» **Task description**
Pick out each line containing the string "JSON".

Dataset entries on figures:
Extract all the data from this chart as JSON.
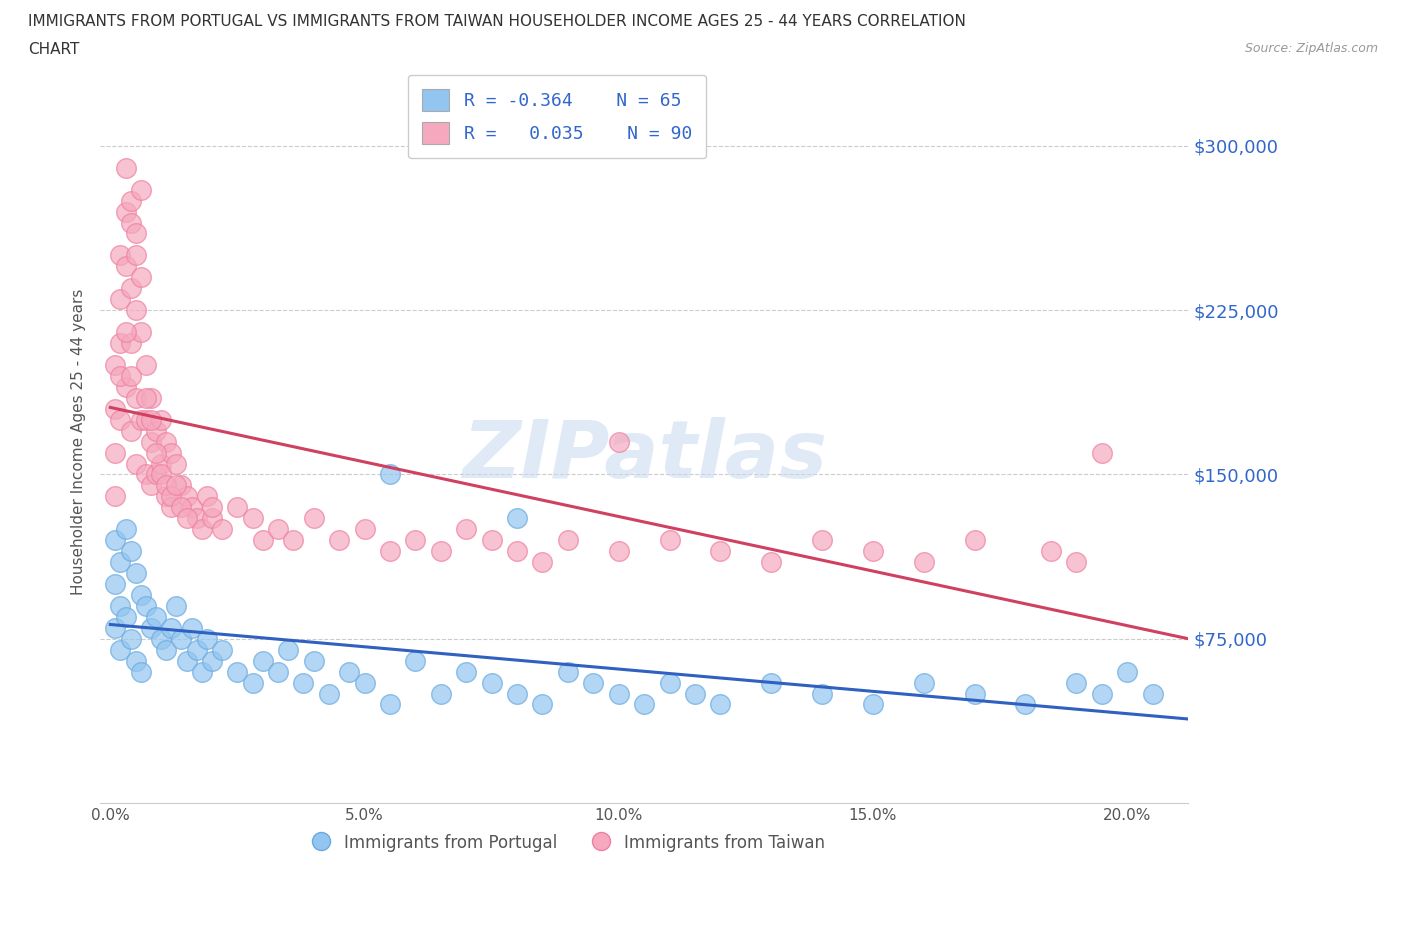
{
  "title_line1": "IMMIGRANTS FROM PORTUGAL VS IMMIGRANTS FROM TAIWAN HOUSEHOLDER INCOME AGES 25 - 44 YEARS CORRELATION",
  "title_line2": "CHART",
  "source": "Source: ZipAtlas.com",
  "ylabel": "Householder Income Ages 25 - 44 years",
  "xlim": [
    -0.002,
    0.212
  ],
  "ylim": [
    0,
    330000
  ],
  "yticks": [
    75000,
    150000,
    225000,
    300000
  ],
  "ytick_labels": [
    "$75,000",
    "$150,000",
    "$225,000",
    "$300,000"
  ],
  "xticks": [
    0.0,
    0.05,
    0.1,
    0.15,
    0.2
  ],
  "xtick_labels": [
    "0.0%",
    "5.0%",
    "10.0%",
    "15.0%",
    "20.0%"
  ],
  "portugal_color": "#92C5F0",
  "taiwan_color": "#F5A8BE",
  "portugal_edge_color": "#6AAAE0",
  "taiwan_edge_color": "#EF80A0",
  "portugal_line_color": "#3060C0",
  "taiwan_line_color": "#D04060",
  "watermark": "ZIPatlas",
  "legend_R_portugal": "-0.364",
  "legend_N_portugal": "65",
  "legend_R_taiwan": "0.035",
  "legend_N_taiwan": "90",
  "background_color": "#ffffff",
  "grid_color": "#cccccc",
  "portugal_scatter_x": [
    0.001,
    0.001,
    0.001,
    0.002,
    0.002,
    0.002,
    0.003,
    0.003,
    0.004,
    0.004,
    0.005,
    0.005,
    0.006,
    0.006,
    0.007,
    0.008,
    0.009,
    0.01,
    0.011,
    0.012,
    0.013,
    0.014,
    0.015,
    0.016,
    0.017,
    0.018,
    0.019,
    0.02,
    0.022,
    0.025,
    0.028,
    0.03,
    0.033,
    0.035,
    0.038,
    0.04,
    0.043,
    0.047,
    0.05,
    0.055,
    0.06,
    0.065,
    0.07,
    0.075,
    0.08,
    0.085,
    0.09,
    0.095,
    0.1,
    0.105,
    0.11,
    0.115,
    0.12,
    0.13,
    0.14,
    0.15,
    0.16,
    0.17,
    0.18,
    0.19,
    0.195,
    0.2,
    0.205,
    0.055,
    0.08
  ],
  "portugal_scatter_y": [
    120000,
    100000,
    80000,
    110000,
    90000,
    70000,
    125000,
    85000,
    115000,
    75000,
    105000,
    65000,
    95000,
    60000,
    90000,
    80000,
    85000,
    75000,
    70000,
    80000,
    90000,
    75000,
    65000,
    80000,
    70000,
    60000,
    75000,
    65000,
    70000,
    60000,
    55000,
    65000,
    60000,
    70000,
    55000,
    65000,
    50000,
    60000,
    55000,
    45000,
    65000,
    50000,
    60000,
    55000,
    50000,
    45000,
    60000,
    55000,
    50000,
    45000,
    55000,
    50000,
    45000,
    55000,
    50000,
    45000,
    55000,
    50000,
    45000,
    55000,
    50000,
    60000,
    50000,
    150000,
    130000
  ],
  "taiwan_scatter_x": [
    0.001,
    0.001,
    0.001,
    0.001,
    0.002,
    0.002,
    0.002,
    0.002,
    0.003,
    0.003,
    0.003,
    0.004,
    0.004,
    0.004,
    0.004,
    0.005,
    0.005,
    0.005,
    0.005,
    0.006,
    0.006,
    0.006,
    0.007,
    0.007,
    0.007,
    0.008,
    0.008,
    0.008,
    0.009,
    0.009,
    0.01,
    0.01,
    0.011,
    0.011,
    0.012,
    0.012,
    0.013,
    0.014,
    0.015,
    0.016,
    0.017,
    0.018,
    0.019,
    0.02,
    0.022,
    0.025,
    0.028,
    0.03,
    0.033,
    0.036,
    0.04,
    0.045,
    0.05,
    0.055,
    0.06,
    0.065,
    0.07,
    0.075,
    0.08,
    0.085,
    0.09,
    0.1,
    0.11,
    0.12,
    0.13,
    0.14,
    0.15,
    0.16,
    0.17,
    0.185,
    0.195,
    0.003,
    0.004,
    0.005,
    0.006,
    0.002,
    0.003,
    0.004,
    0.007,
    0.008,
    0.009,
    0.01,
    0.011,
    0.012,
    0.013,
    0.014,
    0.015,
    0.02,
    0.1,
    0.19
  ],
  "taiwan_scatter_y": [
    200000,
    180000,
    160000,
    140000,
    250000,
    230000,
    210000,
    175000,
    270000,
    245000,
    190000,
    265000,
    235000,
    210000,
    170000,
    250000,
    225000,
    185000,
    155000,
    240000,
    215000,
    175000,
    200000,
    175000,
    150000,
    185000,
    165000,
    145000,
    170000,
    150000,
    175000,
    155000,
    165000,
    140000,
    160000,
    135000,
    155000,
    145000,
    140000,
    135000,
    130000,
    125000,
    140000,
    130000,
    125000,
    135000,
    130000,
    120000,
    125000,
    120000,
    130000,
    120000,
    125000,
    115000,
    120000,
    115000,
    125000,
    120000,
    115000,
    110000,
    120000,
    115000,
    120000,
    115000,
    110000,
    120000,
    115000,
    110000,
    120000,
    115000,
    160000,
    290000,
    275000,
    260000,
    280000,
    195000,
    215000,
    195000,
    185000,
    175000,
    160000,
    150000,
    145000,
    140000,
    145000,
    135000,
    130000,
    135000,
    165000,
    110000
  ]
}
...
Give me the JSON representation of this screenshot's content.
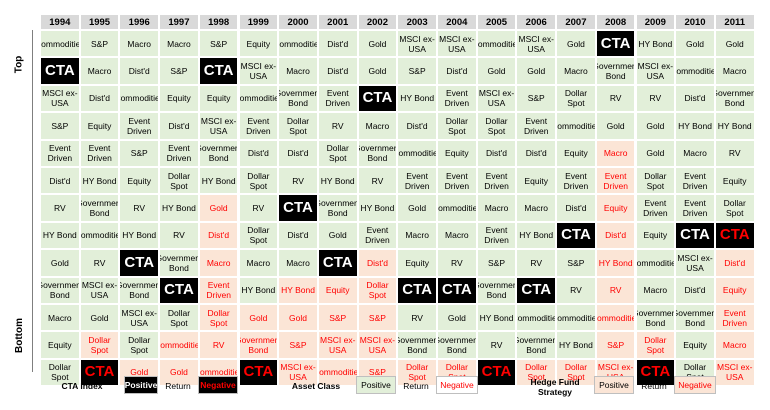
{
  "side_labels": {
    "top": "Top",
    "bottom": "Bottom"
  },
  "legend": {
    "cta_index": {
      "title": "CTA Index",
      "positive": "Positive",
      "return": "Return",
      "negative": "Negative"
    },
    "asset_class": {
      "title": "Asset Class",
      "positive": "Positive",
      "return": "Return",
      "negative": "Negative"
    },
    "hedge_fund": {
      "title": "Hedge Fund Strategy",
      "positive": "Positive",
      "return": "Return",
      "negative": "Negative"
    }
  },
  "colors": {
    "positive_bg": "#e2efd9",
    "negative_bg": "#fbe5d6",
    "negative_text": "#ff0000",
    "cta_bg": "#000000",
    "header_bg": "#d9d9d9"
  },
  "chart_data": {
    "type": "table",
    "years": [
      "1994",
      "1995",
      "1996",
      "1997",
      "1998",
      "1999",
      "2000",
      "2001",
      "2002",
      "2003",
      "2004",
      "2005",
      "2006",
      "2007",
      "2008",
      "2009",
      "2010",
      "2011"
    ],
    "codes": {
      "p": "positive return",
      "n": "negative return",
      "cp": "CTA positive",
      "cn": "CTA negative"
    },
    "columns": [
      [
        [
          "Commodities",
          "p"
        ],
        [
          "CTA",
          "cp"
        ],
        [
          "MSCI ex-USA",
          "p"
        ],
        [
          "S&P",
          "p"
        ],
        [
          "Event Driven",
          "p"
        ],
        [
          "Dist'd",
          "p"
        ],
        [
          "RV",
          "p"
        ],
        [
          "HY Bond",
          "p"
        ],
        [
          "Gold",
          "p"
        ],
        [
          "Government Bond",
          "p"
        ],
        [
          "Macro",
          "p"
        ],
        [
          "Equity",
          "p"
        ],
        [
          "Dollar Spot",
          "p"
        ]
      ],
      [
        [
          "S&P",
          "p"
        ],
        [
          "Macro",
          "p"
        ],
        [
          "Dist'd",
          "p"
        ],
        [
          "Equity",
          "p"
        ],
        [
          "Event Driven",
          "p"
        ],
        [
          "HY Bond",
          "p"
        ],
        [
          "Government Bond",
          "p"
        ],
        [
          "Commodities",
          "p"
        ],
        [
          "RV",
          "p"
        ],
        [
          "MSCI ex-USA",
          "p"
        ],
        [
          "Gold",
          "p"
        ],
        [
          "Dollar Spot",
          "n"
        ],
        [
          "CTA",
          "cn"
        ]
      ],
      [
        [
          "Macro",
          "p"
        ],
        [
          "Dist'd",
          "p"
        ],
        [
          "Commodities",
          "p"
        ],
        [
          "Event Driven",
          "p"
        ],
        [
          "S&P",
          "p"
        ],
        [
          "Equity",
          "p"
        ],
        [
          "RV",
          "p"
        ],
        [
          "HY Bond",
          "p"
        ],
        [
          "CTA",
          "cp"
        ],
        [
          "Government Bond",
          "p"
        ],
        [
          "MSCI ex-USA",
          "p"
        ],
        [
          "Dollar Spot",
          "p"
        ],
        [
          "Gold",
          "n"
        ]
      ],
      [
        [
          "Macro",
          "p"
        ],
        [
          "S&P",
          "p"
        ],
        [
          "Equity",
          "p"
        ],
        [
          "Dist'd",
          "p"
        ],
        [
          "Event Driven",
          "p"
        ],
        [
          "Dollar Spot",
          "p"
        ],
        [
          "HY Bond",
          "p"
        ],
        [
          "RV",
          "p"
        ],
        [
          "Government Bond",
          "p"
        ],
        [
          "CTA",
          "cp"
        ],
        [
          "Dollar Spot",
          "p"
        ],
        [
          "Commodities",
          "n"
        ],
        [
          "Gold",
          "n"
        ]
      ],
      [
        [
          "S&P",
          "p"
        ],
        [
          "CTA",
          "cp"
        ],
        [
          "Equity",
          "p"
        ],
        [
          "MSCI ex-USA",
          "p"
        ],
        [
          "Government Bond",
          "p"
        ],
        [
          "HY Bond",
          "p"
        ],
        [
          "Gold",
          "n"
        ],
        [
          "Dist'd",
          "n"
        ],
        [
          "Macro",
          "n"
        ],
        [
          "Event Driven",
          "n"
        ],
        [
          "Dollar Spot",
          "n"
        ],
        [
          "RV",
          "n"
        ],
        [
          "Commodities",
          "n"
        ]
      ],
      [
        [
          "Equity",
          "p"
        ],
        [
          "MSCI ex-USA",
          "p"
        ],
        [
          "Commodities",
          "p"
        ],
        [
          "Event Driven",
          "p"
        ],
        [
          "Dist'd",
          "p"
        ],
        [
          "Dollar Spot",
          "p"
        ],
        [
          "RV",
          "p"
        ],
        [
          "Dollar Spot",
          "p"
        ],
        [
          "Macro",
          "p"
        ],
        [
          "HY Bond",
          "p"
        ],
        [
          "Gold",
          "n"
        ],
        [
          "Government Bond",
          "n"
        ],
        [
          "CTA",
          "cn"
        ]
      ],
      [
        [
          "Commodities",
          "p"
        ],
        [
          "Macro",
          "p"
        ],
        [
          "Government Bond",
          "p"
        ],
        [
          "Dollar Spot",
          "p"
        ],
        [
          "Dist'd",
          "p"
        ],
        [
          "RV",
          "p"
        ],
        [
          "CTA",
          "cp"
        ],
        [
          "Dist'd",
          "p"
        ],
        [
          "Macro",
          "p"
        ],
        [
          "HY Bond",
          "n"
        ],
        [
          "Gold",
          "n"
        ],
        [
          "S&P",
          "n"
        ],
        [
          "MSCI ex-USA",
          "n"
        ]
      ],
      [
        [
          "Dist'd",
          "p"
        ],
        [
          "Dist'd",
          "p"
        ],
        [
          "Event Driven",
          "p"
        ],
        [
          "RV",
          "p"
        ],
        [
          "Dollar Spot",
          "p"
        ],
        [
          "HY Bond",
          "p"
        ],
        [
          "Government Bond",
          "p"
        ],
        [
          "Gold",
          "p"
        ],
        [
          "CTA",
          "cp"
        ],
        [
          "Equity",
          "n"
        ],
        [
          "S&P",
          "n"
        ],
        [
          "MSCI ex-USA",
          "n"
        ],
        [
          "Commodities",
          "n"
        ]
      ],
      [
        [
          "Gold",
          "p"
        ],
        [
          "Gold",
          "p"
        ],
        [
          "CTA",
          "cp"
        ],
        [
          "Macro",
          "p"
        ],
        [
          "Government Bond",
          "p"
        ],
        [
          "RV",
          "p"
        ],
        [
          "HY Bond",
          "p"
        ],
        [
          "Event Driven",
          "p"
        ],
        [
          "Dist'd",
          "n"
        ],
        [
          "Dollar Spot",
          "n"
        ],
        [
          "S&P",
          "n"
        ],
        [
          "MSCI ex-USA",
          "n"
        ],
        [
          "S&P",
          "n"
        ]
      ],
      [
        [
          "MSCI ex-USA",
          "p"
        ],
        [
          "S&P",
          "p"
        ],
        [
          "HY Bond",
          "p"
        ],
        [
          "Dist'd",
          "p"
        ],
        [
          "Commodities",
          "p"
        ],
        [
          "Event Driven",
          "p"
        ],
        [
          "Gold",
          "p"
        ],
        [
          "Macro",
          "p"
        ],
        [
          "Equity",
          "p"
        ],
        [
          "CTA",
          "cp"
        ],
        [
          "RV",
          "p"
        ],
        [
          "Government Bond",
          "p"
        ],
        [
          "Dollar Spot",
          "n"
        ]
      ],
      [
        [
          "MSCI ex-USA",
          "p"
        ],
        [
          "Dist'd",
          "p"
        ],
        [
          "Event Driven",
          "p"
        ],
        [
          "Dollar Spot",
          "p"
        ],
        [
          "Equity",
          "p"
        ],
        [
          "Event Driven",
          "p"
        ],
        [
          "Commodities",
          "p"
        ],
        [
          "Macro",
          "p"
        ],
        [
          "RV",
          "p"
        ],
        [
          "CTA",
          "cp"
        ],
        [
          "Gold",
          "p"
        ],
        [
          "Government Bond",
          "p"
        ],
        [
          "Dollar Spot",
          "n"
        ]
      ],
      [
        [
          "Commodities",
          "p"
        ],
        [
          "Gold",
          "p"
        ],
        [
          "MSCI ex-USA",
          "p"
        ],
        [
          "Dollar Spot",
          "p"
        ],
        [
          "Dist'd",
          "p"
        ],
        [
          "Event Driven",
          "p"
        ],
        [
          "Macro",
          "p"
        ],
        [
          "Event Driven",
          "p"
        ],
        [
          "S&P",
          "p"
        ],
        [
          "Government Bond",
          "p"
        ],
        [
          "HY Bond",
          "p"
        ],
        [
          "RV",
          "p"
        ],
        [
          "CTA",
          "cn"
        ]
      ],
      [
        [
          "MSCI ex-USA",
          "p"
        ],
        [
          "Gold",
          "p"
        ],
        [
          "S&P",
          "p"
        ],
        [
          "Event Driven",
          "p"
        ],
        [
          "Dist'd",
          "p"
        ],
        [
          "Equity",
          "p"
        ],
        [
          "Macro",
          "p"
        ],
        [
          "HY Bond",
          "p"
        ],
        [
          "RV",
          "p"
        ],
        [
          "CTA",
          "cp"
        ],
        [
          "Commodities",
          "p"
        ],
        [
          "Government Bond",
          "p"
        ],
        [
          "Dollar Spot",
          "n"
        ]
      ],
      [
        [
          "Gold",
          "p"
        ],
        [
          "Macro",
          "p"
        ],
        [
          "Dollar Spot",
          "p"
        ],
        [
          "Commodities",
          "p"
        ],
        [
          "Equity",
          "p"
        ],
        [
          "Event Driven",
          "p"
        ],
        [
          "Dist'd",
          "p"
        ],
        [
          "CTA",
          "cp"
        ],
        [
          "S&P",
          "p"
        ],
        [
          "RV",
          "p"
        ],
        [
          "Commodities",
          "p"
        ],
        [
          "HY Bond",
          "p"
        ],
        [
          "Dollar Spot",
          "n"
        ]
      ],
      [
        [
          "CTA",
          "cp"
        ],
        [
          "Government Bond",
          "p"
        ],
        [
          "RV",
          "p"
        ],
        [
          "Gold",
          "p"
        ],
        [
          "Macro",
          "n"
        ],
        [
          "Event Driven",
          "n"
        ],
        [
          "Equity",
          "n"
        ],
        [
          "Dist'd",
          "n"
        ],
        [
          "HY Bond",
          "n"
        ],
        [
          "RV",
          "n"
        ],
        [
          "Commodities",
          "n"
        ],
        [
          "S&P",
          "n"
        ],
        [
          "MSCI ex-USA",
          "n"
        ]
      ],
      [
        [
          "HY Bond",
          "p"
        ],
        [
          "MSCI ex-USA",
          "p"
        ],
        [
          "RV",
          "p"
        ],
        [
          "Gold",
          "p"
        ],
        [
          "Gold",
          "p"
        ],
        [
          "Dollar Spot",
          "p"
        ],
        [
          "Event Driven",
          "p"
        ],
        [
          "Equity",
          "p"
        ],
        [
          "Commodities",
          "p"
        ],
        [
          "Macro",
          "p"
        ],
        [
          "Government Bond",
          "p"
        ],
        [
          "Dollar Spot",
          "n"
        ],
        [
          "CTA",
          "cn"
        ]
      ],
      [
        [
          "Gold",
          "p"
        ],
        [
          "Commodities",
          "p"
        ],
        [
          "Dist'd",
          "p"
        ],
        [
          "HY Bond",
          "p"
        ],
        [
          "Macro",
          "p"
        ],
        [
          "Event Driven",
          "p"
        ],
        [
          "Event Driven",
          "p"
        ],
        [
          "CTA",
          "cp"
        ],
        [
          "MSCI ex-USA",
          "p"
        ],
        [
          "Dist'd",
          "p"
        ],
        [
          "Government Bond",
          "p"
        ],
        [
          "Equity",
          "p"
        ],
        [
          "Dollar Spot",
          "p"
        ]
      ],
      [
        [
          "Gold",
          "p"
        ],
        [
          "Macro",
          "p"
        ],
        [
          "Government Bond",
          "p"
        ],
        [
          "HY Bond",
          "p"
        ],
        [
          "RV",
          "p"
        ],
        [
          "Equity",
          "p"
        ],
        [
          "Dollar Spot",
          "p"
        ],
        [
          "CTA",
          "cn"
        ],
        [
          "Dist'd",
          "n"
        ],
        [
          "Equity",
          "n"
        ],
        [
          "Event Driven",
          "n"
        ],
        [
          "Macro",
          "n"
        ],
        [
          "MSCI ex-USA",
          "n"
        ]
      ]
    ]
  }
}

» **Response for this exercise**
Extract all the data from this chart as JSON.
Give me the JSON representation of this screenshot's content.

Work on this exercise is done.